Exercise brief: Omit the pictures, then reproduce every remaining record exactly.

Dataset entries
-------
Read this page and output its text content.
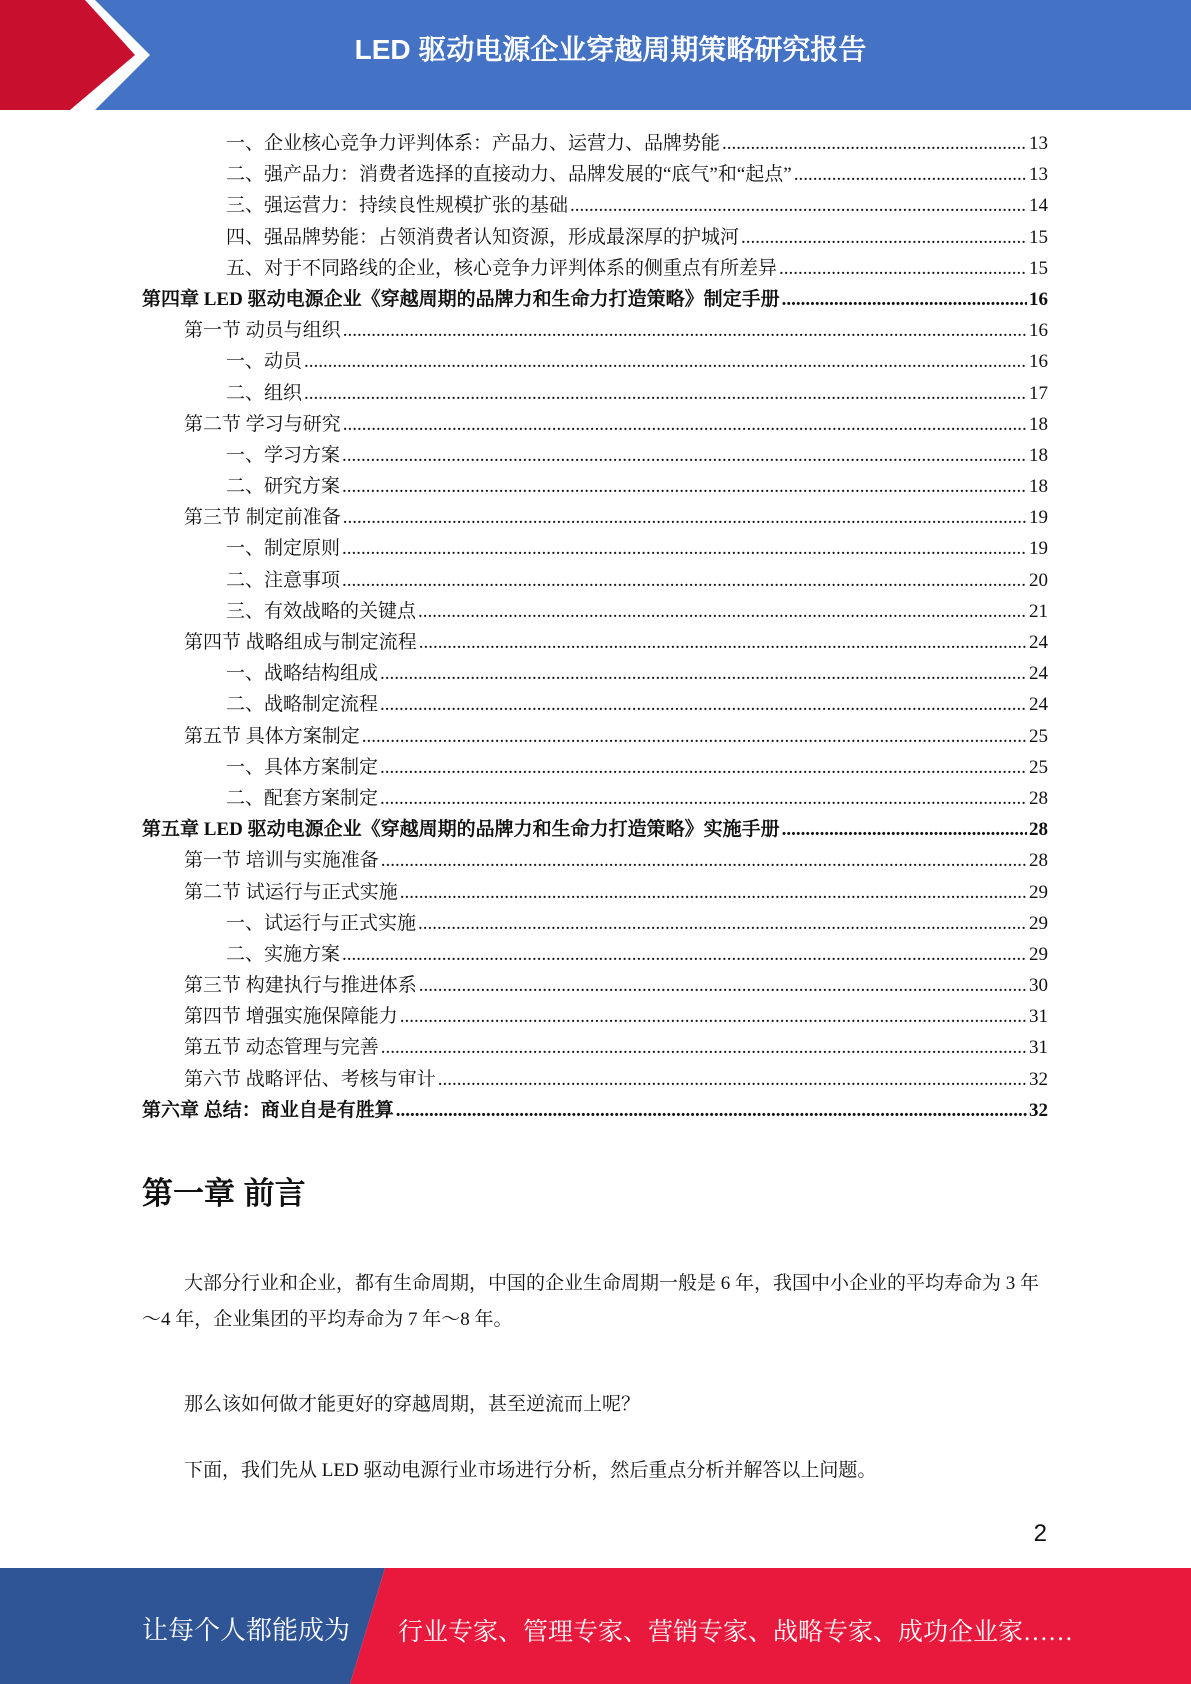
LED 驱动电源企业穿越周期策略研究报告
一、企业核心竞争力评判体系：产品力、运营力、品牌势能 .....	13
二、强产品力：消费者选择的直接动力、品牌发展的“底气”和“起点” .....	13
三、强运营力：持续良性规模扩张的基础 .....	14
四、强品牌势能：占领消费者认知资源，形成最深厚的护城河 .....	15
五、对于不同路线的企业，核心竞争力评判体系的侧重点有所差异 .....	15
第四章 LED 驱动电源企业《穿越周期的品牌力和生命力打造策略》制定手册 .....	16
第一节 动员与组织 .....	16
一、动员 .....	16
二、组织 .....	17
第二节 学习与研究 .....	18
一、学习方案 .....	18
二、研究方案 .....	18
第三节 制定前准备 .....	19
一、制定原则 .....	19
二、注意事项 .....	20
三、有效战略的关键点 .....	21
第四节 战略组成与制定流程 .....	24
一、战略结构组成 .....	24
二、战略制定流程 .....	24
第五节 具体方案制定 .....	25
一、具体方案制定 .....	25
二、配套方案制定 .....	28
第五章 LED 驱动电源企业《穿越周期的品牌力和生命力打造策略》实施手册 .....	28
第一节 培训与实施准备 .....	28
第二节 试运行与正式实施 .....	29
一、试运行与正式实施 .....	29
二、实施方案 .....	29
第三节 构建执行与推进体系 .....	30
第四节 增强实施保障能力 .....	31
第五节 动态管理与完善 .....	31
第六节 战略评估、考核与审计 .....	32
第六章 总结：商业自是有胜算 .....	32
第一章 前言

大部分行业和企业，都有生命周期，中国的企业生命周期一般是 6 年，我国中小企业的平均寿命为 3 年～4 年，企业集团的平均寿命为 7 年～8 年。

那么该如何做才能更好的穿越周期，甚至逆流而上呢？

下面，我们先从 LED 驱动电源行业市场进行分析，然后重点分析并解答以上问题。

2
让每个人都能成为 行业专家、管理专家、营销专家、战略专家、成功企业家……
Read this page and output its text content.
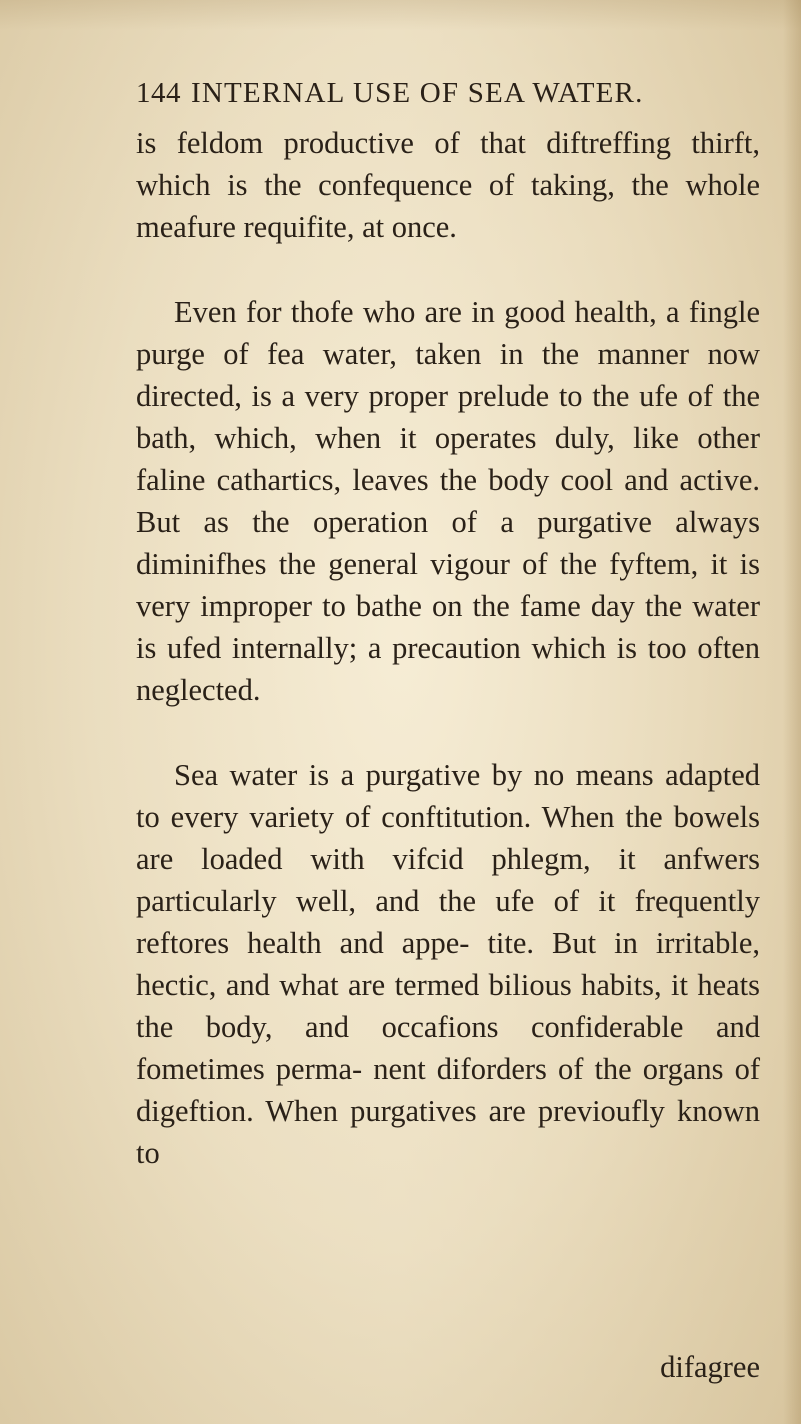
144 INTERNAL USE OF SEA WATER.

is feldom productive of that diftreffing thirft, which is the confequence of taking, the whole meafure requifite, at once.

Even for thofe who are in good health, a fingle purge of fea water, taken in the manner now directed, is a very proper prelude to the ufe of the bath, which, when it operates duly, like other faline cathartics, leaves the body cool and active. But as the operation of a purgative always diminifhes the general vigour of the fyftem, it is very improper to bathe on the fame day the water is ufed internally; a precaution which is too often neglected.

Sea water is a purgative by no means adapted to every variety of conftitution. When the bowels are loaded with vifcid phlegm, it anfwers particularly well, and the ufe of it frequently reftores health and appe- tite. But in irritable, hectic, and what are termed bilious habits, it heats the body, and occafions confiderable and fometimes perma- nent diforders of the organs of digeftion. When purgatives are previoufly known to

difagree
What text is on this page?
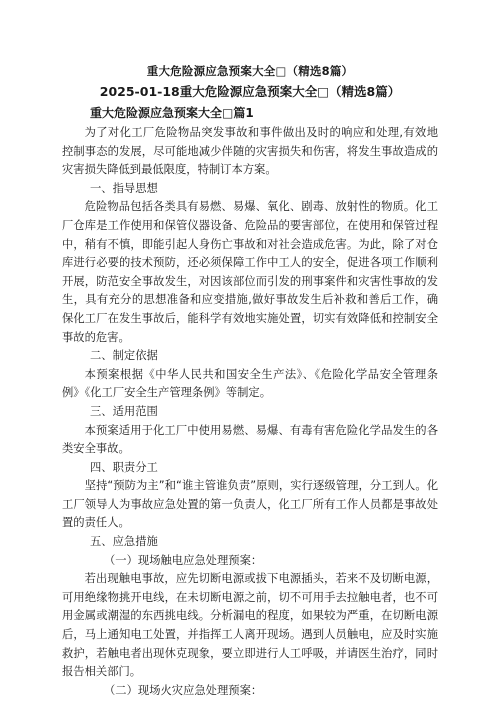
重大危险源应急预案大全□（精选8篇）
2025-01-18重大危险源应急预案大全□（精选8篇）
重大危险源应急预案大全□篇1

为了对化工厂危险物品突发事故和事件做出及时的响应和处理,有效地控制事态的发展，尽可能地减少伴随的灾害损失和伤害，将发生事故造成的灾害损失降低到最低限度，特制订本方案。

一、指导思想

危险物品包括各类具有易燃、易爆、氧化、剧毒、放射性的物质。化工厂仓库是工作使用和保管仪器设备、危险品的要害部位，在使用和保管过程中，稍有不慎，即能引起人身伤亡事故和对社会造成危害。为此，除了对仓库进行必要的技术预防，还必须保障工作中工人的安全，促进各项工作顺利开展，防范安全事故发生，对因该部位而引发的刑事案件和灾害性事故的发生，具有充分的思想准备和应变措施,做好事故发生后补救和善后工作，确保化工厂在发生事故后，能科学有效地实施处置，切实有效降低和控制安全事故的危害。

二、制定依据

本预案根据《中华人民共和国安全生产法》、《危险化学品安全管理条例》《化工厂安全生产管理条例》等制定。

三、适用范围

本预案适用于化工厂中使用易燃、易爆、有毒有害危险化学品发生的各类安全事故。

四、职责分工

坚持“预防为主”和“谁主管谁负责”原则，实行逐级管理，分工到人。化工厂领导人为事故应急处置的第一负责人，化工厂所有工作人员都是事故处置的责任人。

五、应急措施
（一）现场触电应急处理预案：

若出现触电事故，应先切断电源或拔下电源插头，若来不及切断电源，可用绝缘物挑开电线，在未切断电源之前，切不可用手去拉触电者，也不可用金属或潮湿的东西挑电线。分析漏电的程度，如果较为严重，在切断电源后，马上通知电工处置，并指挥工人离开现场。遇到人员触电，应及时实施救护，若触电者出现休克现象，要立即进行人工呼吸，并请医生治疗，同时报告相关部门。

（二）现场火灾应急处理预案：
-------
Exercise solution:
Read this page and output its text content.
LED 驱动电源企业穿越周期策略研究报告
一、企业核心竞争力评判体系：产品力、运营力、品牌势能 .....	13
二、强产品力：消费者选择的直接动力、品牌发展的“底气”和“起点” .....	13
三、强运营力：持续良性规模扩张的基础 .....	14
四、强品牌势能：占领消费者认知资源，形成最深厚的护城河 .....	15
五、对于不同路线的企业，核心竞争力评判体系的侧重点有所差异 .....	15
第四章 LED 驱动电源企业《穿越周期的品牌力和生命力打造策略》制定手册 .....	16
第一节 动员与组织 .....	16
一、动员 .....	16
二、组织 .....	17
第二节 学习与研究 .....	18
一、学习方案 .....	18
二、研究方案 .....	18
第三节 制定前准备 .....	19
一、制定原则 .....	19
二、注意事项 .....	20
三、有效战略的关键点 .....	21
第四节 战略组成与制定流程 .....	24
一、战略结构组成 .....	24
二、战略制定流程 .....	24
第五节 具体方案制定 .....	25
一、具体方案制定 .....	25
二、配套方案制定 .....	28
第五章 LED 驱动电源企业《穿越周期的品牌力和生命力打造策略》实施手册 .....	28
第一节 培训与实施准备 .....	28
第二节 试运行与正式实施 .....	29
一、试运行与正式实施 .....	29
二、实施方案 .....	29
第三节 构建执行与推进体系 .....	30
第四节 增强实施保障能力 .....	31
第五节 动态管理与完善 .....	31
第六节 战略评估、考核与审计 .....	32
第六章 总结：商业自是有胜算 .....	32
第一章 前言

大部分行业和企业，都有生命周期，中国的企业生命周期一般是 6 年，我国中小企业的平均寿命为 3 年～4 年，企业集团的平均寿命为 7 年～8 年。

那么该如何做才能更好的穿越周期，甚至逆流而上呢？

下面，我们先从 LED 驱动电源行业市场进行分析，然后重点分析并解答以上问题。

2
让每个人都能成为 行业专家、管理专家、营销专家、战略专家、成功企业家……
Read this page and output its text content.
144 INTERNAL USE OF SEA WATER.

is feldom productive of that diftreffing thirft, which is the confequence of taking, the whole meafure requifite, at once.

Even for thofe who are in good health, a fingle purge of fea water, taken in the manner now directed, is a very proper prelude to the ufe of the bath, which, when it operates duly, like other faline cathartics, leaves the body cool and active. But as the operation of a purgative always diminifhes the general vigour of the fyftem, it is very improper to bathe on the fame day the water is ufed internally; a precaution which is too often neglected.

Sea water is a purgative by no means adapted to every variety of conftitution. When the bowels are loaded with vifcid phlegm, it anfwers particularly well, and the ufe of it frequently reftores health and appe- tite. But in irritable, hectic, and what are termed bilious habits, it heats the body, and occafions confiderable and fometimes perma- nent diforders of the organs of digeftion. When purgatives are previoufly known to

difagree
What text is on this page?
重大危险源应急预案大全□（精选8篇）
2025-01-18重大危险源应急预案大全□（精选8篇）
重大危险源应急预案大全□篇1

为了对化工厂危险物品突发事故和事件做出及时的响应和处理,有效地控制事态的发展，尽可能地减少伴随的灾害损失和伤害，将发生事故造成的灾害损失降低到最低限度，特制订本方案。

一、指导思想

危险物品包括各类具有易燃、易爆、氧化、剧毒、放射性的物质。化工厂仓库是工作使用和保管仪器设备、危险品的要害部位，在使用和保管过程中，稍有不慎，即能引起人身伤亡事故和对社会造成危害。为此，除了对仓库进行必要的技术预防，还必须保障工作中工人的安全，促进各项工作顺利开展，防范安全事故发生，对因该部位而引发的刑事案件和灾害性事故的发生，具有充分的思想准备和应变措施,做好事故发生后补救和善后工作，确保化工厂在发生事故后，能科学有效地实施处置，切实有效降低和控制安全事故的危害。

二、制定依据

本预案根据《中华人民共和国安全生产法》、《危险化学品安全管理条例》《化工厂安全生产管理条例》等制定。

三、适用范围

本预案适用于化工厂中使用易燃、易爆、有毒有害危险化学品发生的各类安全事故。

四、职责分工

坚持“预防为主”和“谁主管谁负责”原则，实行逐级管理，分工到人。化工厂领导人为事故应急处置的第一负责人，化工厂所有工作人员都是事故处置的责任人。

五、应急措施
（一）现场触电应急处理预案：

若出现触电事故，应先切断电源或拔下电源插头，若来不及切断电源，可用绝缘物挑开电线，在未切断电源之前，切不可用手去拉触电者，也不可用金属或潮湿的东西挑电线。分析漏电的程度，如果较为严重，在切断电源后，马上通知电工处置，并指挥工人离开现场。遇到人员触电，应及时实施救护，若触电者出现休克现象，要立即进行人工呼吸，并请医生治疗，同时报告相关部门。

（二）现场火灾应急处理预案：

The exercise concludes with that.